» **WORK INSTRUCTIONS**
Filter the lines below, copying only those with the string "obtained".

» **DATASET ENTRIES**
-=-=-=-=-

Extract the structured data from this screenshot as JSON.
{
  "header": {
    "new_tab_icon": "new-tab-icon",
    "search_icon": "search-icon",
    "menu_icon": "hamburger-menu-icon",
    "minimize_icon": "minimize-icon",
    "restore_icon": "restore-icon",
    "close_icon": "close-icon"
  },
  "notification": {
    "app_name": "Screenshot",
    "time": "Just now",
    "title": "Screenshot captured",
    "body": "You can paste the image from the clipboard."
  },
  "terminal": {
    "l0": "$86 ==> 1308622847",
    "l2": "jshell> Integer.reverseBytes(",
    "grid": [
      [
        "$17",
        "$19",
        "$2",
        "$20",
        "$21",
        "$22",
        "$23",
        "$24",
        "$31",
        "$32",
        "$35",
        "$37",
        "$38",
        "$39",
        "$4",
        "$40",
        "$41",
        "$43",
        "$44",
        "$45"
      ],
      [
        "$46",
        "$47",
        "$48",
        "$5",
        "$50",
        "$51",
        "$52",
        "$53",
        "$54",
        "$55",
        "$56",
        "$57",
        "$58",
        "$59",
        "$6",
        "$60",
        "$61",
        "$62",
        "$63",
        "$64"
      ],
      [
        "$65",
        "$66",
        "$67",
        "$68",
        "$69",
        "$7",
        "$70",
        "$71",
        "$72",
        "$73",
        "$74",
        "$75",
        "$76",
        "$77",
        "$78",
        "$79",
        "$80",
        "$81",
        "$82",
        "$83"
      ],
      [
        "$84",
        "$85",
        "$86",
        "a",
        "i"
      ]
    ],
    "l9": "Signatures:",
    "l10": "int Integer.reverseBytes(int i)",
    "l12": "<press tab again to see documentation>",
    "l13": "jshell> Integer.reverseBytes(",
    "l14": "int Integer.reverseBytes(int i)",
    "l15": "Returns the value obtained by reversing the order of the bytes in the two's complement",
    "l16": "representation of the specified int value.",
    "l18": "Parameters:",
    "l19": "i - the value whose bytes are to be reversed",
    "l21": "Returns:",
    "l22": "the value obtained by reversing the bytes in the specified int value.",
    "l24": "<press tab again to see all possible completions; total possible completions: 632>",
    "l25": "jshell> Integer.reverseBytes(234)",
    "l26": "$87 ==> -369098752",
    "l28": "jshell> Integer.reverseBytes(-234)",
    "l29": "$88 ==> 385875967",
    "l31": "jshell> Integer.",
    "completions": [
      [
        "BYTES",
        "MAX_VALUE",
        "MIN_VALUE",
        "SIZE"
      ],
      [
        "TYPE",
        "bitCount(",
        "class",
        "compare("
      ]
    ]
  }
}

-=-=-=-=-

» **FULL RESPONSE**
    "l15": "Returns the value obtained by reversing the order of the bytes in the two's complement",
    "l22": "the value obtained by reversing the bytes in the specified int value.",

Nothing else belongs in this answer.